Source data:
▼
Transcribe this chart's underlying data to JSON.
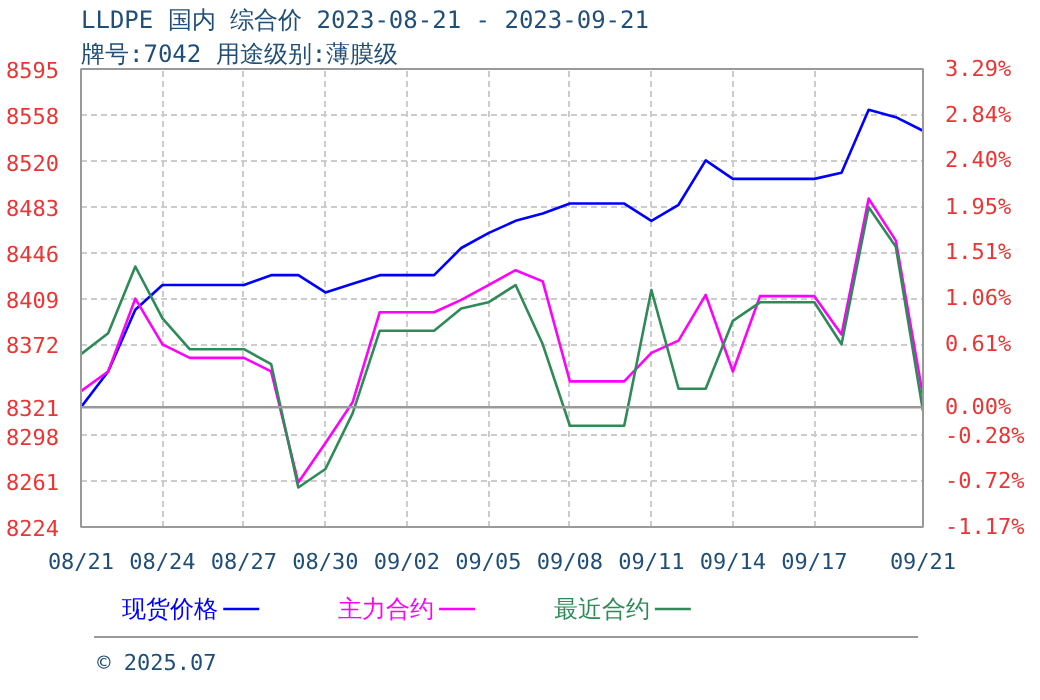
{
  "chart_data": {
    "type": "line",
    "title": "LLDPE 国内 综合价 2023-08-21 - 2023-09-21",
    "subtitle": "牌号:7042 用途级别:薄膜级",
    "x": [
      "2023-08-21",
      "2023-08-22",
      "2023-08-23",
      "2023-08-24",
      "2023-08-25",
      "2023-08-26",
      "2023-08-27",
      "2023-08-28",
      "2023-08-29",
      "2023-08-30",
      "2023-08-31",
      "2023-09-01",
      "2023-09-02",
      "2023-09-03",
      "2023-09-04",
      "2023-09-05",
      "2023-09-06",
      "2023-09-07",
      "2023-09-08",
      "2023-09-09",
      "2023-09-10",
      "2023-09-11",
      "2023-09-12",
      "2023-09-13",
      "2023-09-14",
      "2023-09-15",
      "2023-09-16",
      "2023-09-17",
      "2023-09-18",
      "2023-09-19",
      "2023-09-20",
      "2023-09-21"
    ],
    "series": [
      {
        "name": "现货价格",
        "color": "#0000ff",
        "values": [
          8321,
          8350,
          8400,
          8420,
          8420,
          8420,
          8420,
          8428,
          8428,
          8414,
          8421,
          8428,
          8428,
          8428,
          8450,
          8462,
          8472,
          8478,
          8486,
          8486,
          8486,
          8472,
          8485,
          8521,
          8506,
          8506,
          8506,
          8506,
          8511,
          8562,
          8556,
          8545
        ]
      },
      {
        "name": "主力合约",
        "color": "#ff00ff",
        "values": [
          8334,
          8350,
          8409,
          8372,
          8361,
          8361,
          8361,
          8350,
          8260,
          8292,
          8325,
          8398,
          8398,
          8398,
          8408,
          8420,
          8432,
          8423,
          8342,
          8342,
          8342,
          8365,
          8375,
          8412,
          8350,
          8411,
          8411,
          8411,
          8380,
          8490,
          8456,
          8330
        ]
      },
      {
        "name": "最近合约",
        "color": "#2e8b57",
        "values": [
          8364,
          8381,
          8435,
          8393,
          8368,
          8368,
          8368,
          8356,
          8256,
          8271,
          8316,
          8383,
          8383,
          8383,
          8401,
          8406,
          8420,
          8372,
          8306,
          8306,
          8306,
          8416,
          8336,
          8336,
          8391,
          8406,
          8406,
          8406,
          8372,
          8483,
          8451,
          8318
        ]
      }
    ],
    "xlim": [
      "2023-08-21",
      "2023-09-21"
    ],
    "xticks": [
      {
        "value": "2023-08-21",
        "label": "08/21"
      },
      {
        "value": "2023-08-24",
        "label": "08/24"
      },
      {
        "value": "2023-08-27",
        "label": "08/27"
      },
      {
        "value": "2023-08-30",
        "label": "08/30"
      },
      {
        "value": "2023-09-02",
        "label": "09/02"
      },
      {
        "value": "2023-09-05",
        "label": "09/05"
      },
      {
        "value": "2023-09-08",
        "label": "09/08"
      },
      {
        "value": "2023-09-11",
        "label": "09/11"
      },
      {
        "value": "2023-09-14",
        "label": "09/14"
      },
      {
        "value": "2023-09-17",
        "label": "09/17"
      },
      {
        "value": "2023-09-21",
        "label": "09/21"
      }
    ],
    "ylim": [
      8224,
      8595
    ],
    "yticks": [
      8224,
      8261,
      8298,
      8321,
      8372,
      8409,
      8446,
      8483,
      8520,
      8558,
      8595
    ],
    "y2lim": [
      -1.17,
      3.29
    ],
    "y2ticks": [
      {
        "value": -1.17,
        "label": "-1.17%"
      },
      {
        "value": -0.72,
        "label": "-0.72%"
      },
      {
        "value": -0.28,
        "label": "-0.28%"
      },
      {
        "value": 0,
        "label": "0.00%"
      },
      {
        "value": 0.61,
        "label": "0.61%"
      },
      {
        "value": 1.06,
        "label": "1.06%"
      },
      {
        "value": 1.51,
        "label": "1.51%"
      },
      {
        "value": 1.95,
        "label": "1.95%"
      },
      {
        "value": 2.4,
        "label": "2.40%"
      },
      {
        "value": 2.84,
        "label": "2.84%"
      },
      {
        "value": 3.29,
        "label": "3.29%"
      }
    ],
    "ref_lines": [
      {
        "axis": "y",
        "value": 8321,
        "color": "#999999"
      }
    ],
    "grid": true,
    "legend": "bottom",
    "marker": "none",
    "line_style": "solid",
    "annotations": [
      "© 2025.07"
    ]
  }
}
▲
* _What is required_:
Quote the material word for word, dropping any images it holds.

* _Solution_:
Transcribe this chart's underlying data to JSON.
{
  "chart_data": {
    "type": "line",
    "title": "LLDPE 国内 综合价 2023-08-21 - 2023-09-21",
    "subtitle": "牌号:7042 用途级别:薄膜级",
    "x": [
      "2023-08-21",
      "2023-08-22",
      "2023-08-23",
      "2023-08-24",
      "2023-08-25",
      "2023-08-26",
      "2023-08-27",
      "2023-08-28",
      "2023-08-29",
      "2023-08-30",
      "2023-08-31",
      "2023-09-01",
      "2023-09-02",
      "2023-09-03",
      "2023-09-04",
      "2023-09-05",
      "2023-09-06",
      "2023-09-07",
      "2023-09-08",
      "2023-09-09",
      "2023-09-10",
      "2023-09-11",
      "2023-09-12",
      "2023-09-13",
      "2023-09-14",
      "2023-09-15",
      "2023-09-16",
      "2023-09-17",
      "2023-09-18",
      "2023-09-19",
      "2023-09-20",
      "2023-09-21"
    ],
    "series": [
      {
        "name": "现货价格",
        "color": "#0000ff",
        "values": [
          8321,
          8350,
          8400,
          8420,
          8420,
          8420,
          8420,
          8428,
          8428,
          8414,
          8421,
          8428,
          8428,
          8428,
          8450,
          8462,
          8472,
          8478,
          8486,
          8486,
          8486,
          8472,
          8485,
          8521,
          8506,
          8506,
          8506,
          8506,
          8511,
          8562,
          8556,
          8545
        ]
      },
      {
        "name": "主力合约",
        "color": "#ff00ff",
        "values": [
          8334,
          8350,
          8409,
          8372,
          8361,
          8361,
          8361,
          8350,
          8260,
          8292,
          8325,
          8398,
          8398,
          8398,
          8408,
          8420,
          8432,
          8423,
          8342,
          8342,
          8342,
          8365,
          8375,
          8412,
          8350,
          8411,
          8411,
          8411,
          8380,
          8490,
          8456,
          8330
        ]
      },
      {
        "name": "最近合约",
        "color": "#2e8b57",
        "values": [
          8364,
          8381,
          8435,
          8393,
          8368,
          8368,
          8368,
          8356,
          8256,
          8271,
          8316,
          8383,
          8383,
          8383,
          8401,
          8406,
          8420,
          8372,
          8306,
          8306,
          8306,
          8416,
          8336,
          8336,
          8391,
          8406,
          8406,
          8406,
          8372,
          8483,
          8451,
          8318
        ]
      }
    ],
    "xlim": [
      "2023-08-21",
      "2023-09-21"
    ],
    "xticks": [
      {
        "value": "2023-08-21",
        "label": "08/21"
      },
      {
        "value": "2023-08-24",
        "label": "08/24"
      },
      {
        "value": "2023-08-27",
        "label": "08/27"
      },
      {
        "value": "2023-08-30",
        "label": "08/30"
      },
      {
        "value": "2023-09-02",
        "label": "09/02"
      },
      {
        "value": "2023-09-05",
        "label": "09/05"
      },
      {
        "value": "2023-09-08",
        "label": "09/08"
      },
      {
        "value": "2023-09-11",
        "label": "09/11"
      },
      {
        "value": "2023-09-14",
        "label": "09/14"
      },
      {
        "value": "2023-09-17",
        "label": "09/17"
      },
      {
        "value": "2023-09-21",
        "label": "09/21"
      }
    ],
    "ylim": [
      8224,
      8595
    ],
    "yticks": [
      8224,
      8261,
      8298,
      8321,
      8372,
      8409,
      8446,
      8483,
      8520,
      8558,
      8595
    ],
    "y2lim": [
      -1.17,
      3.29
    ],
    "y2ticks": [
      {
        "value": -1.17,
        "label": "-1.17%"
      },
      {
        "value": -0.72,
        "label": "-0.72%"
      },
      {
        "value": -0.28,
        "label": "-0.28%"
      },
      {
        "value": 0,
        "label": "0.00%"
      },
      {
        "value": 0.61,
        "label": "0.61%"
      },
      {
        "value": 1.06,
        "label": "1.06%"
      },
      {
        "value": 1.51,
        "label": "1.51%"
      },
      {
        "value": 1.95,
        "label": "1.95%"
      },
      {
        "value": 2.4,
        "label": "2.40%"
      },
      {
        "value": 2.84,
        "label": "2.84%"
      },
      {
        "value": 3.29,
        "label": "3.29%"
      }
    ],
    "ref_lines": [
      {
        "axis": "y",
        "value": 8321,
        "color": "#999999"
      }
    ],
    "grid": true,
    "legend": "bottom",
    "marker": "none",
    "line_style": "solid",
    "annotations": [
      "© 2025.07"
    ]
  }
}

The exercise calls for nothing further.